:: Problem description ::
Reproduce the listing word for word, leaving every picture behind.

:: Dataset rows ::
══════════════════════════════
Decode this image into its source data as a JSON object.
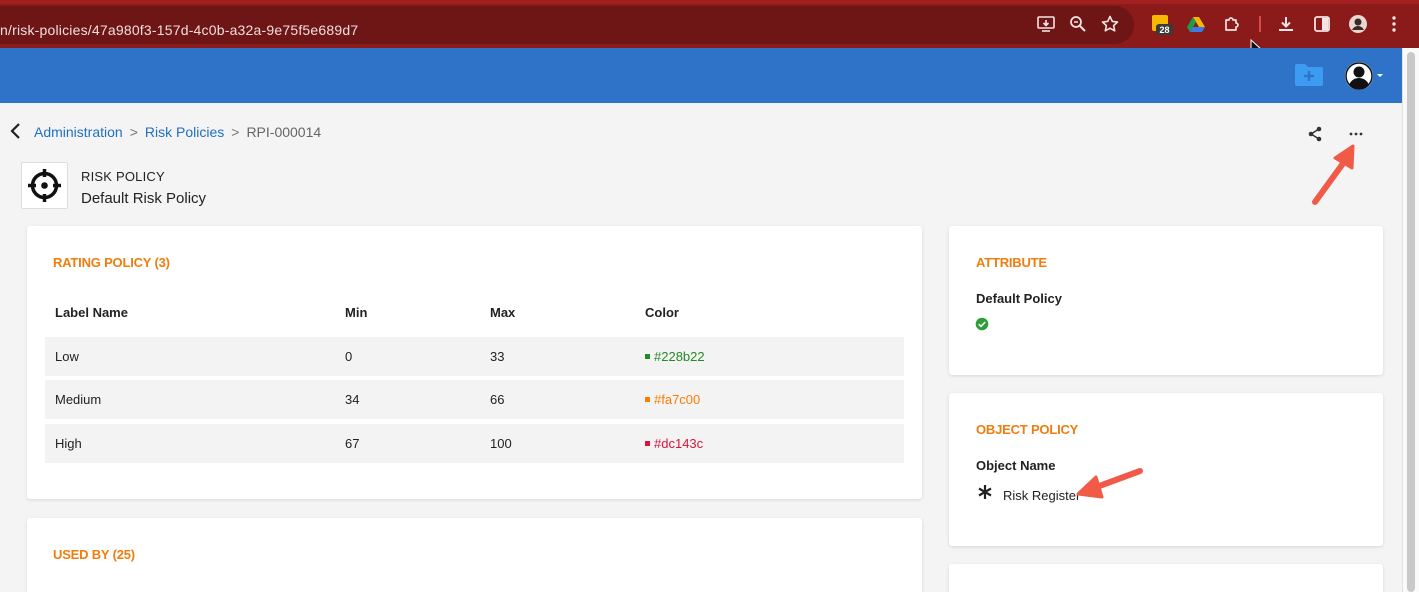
{
  "browser": {
    "url": "n/risk-policies/47a980f3-157d-4c0b-a32a-9e75f5e689d7",
    "extension_badge": "28",
    "icons": [
      "install-app-icon",
      "zoom-icon",
      "bookmark-star-icon",
      "calendar-extension-icon",
      "drive-extension-icon",
      "extensions-puzzle-icon",
      "download-icon",
      "sidepanel-icon",
      "profile-avatar-icon",
      "kebab-menu-icon"
    ]
  },
  "header": {
    "icons": [
      "add-folder-icon",
      "user-avatar-icon"
    ],
    "brand_color": "#2f73c9"
  },
  "breadcrumb": {
    "items": [
      "Administration",
      "Risk Policies",
      "RPI-000014"
    ],
    "separator": ">"
  },
  "entity": {
    "type_label": "RISK POLICY",
    "name": "Default Risk Policy",
    "icon": "crosshair-icon"
  },
  "rating_policy": {
    "title": "RATING POLICY (3)",
    "columns": [
      "Label Name",
      "Min",
      "Max",
      "Color"
    ],
    "rows": [
      {
        "label": "Low",
        "min": "0",
        "max": "33",
        "color": "#228b22"
      },
      {
        "label": "Medium",
        "min": "34",
        "max": "66",
        "color": "#fa7c00"
      },
      {
        "label": "High",
        "min": "67",
        "max": "100",
        "color": "#dc143c"
      }
    ]
  },
  "used_by": {
    "title": "USED BY (25)"
  },
  "attribute": {
    "title": "ATTRIBUTE",
    "label": "Default Policy",
    "value_icon": "check-circle-icon",
    "value_color": "#2e9e3a"
  },
  "object_policy": {
    "title": "OBJECT POLICY",
    "label": "Object Name",
    "value": "Risk Register",
    "value_icon": "asterisk-icon"
  },
  "colors": {
    "accent": "#f07d0e",
    "link": "#1f6fc4",
    "annotation": "#f05a47"
  }
}
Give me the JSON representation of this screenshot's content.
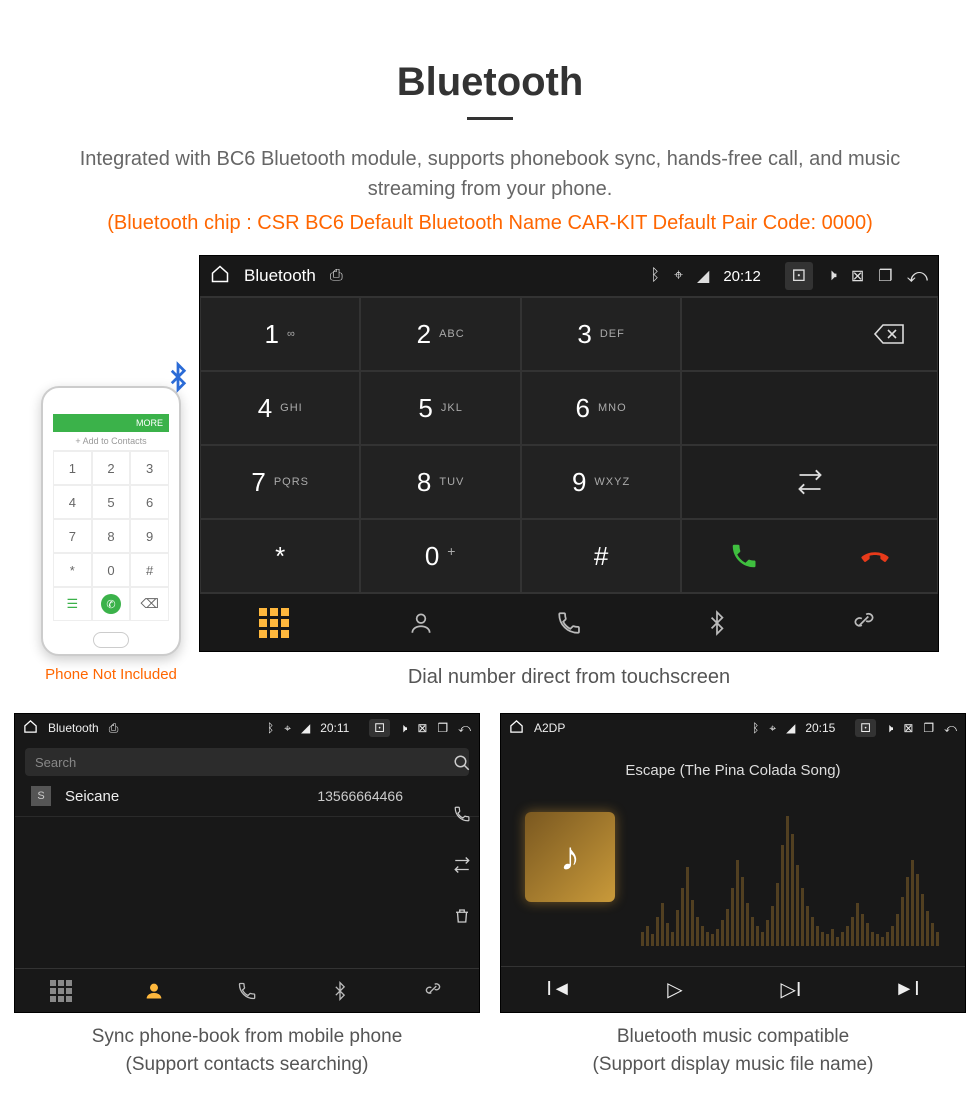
{
  "title": "Bluetooth",
  "subtitle": "Integrated with BC6 Bluetooth module, supports phonebook sync, hands-free call, and music streaming from your phone.",
  "spec": "(Bluetooth chip : CSR BC6     Default Bluetooth Name CAR-KIT     Default Pair Code: 0000)",
  "phone": {
    "bar": "MORE",
    "add": "Add to Contacts",
    "caption": "Phone Not Included"
  },
  "main": {
    "title": "Bluetooth",
    "time": "20:12",
    "keys": [
      {
        "d": "1",
        "l": "∞"
      },
      {
        "d": "2",
        "l": "ABC"
      },
      {
        "d": "3",
        "l": "DEF"
      },
      {
        "d": "4",
        "l": "GHI"
      },
      {
        "d": "5",
        "l": "JKL"
      },
      {
        "d": "6",
        "l": "MNO"
      },
      {
        "d": "7",
        "l": "PQRS"
      },
      {
        "d": "8",
        "l": "TUV"
      },
      {
        "d": "9",
        "l": "WXYZ"
      },
      {
        "d": "*",
        "l": ""
      },
      {
        "d": "0",
        "l": "+",
        "sup": true
      },
      {
        "d": "#",
        "l": ""
      }
    ],
    "caption": "Dial number direct from touchscreen"
  },
  "contacts": {
    "title": "Bluetooth",
    "time": "20:11",
    "search": "Search",
    "badge": "S",
    "name": "Seicane",
    "number": "13566664466",
    "caption1": "Sync phone-book from mobile phone",
    "caption2": "(Support contacts searching)"
  },
  "music": {
    "title": "A2DP",
    "time": "20:15",
    "track": "Escape (The Pina Colada Song)",
    "caption1": "Bluetooth music compatible",
    "caption2": "(Support display music file name)"
  }
}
══════════════════════════════
:: Solution to this task ::
Decode this image into its source data as a JSON object.
{
  "browser": {
    "url": "n/risk-policies/47a980f3-157d-4c0b-a32a-9e75f5e689d7",
    "extension_badge": "28",
    "icons": [
      "install-app-icon",
      "zoom-icon",
      "bookmark-star-icon",
      "calendar-extension-icon",
      "drive-extension-icon",
      "extensions-puzzle-icon",
      "download-icon",
      "sidepanel-icon",
      "profile-avatar-icon",
      "kebab-menu-icon"
    ]
  },
  "header": {
    "icons": [
      "add-folder-icon",
      "user-avatar-icon"
    ],
    "brand_color": "#2f73c9"
  },
  "breadcrumb": {
    "items": [
      "Administration",
      "Risk Policies",
      "RPI-000014"
    ],
    "separator": ">"
  },
  "entity": {
    "type_label": "RISK POLICY",
    "name": "Default Risk Policy",
    "icon": "crosshair-icon"
  },
  "rating_policy": {
    "title": "RATING POLICY (3)",
    "columns": [
      "Label Name",
      "Min",
      "Max",
      "Color"
    ],
    "rows": [
      {
        "label": "Low",
        "min": "0",
        "max": "33",
        "color": "#228b22"
      },
      {
        "label": "Medium",
        "min": "34",
        "max": "66",
        "color": "#fa7c00"
      },
      {
        "label": "High",
        "min": "67",
        "max": "100",
        "color": "#dc143c"
      }
    ]
  },
  "used_by": {
    "title": "USED BY (25)"
  },
  "attribute": {
    "title": "ATTRIBUTE",
    "label": "Default Policy",
    "value_icon": "check-circle-icon",
    "value_color": "#2e9e3a"
  },
  "object_policy": {
    "title": "OBJECT POLICY",
    "label": "Object Name",
    "value": "Risk Register",
    "value_icon": "asterisk-icon"
  },
  "colors": {
    "accent": "#f07d0e",
    "link": "#1f6fc4",
    "annotation": "#f05a47"
  }
}
Give me the JSON representation of this screenshot's content.
{
  "title": "Bluetooth",
  "subtitle": "Integrated with BC6 Bluetooth module, supports phonebook sync, hands-free call, and music streaming from your phone.",
  "spec": "(Bluetooth chip : CSR BC6     Default Bluetooth Name CAR-KIT     Default Pair Code: 0000)",
  "phone": {
    "bar": "MORE",
    "add": "Add to Contacts",
    "caption": "Phone Not Included"
  },
  "main": {
    "title": "Bluetooth",
    "time": "20:12",
    "keys": [
      {
        "d": "1",
        "l": "∞"
      },
      {
        "d": "2",
        "l": "ABC"
      },
      {
        "d": "3",
        "l": "DEF"
      },
      {
        "d": "4",
        "l": "GHI"
      },
      {
        "d": "5",
        "l": "JKL"
      },
      {
        "d": "6",
        "l": "MNO"
      },
      {
        "d": "7",
        "l": "PQRS"
      },
      {
        "d": "8",
        "l": "TUV"
      },
      {
        "d": "9",
        "l": "WXYZ"
      },
      {
        "d": "*",
        "l": ""
      },
      {
        "d": "0",
        "l": "+",
        "sup": true
      },
      {
        "d": "#",
        "l": ""
      }
    ],
    "caption": "Dial number direct from touchscreen"
  },
  "contacts": {
    "title": "Bluetooth",
    "time": "20:11",
    "search": "Search",
    "badge": "S",
    "name": "Seicane",
    "number": "13566664466",
    "caption1": "Sync phone-book from mobile phone",
    "caption2": "(Support contacts searching)"
  },
  "music": {
    "title": "A2DP",
    "time": "20:15",
    "track": "Escape (The Pina Colada Song)",
    "caption1": "Bluetooth music compatible",
    "caption2": "(Support display music file name)"
  }
}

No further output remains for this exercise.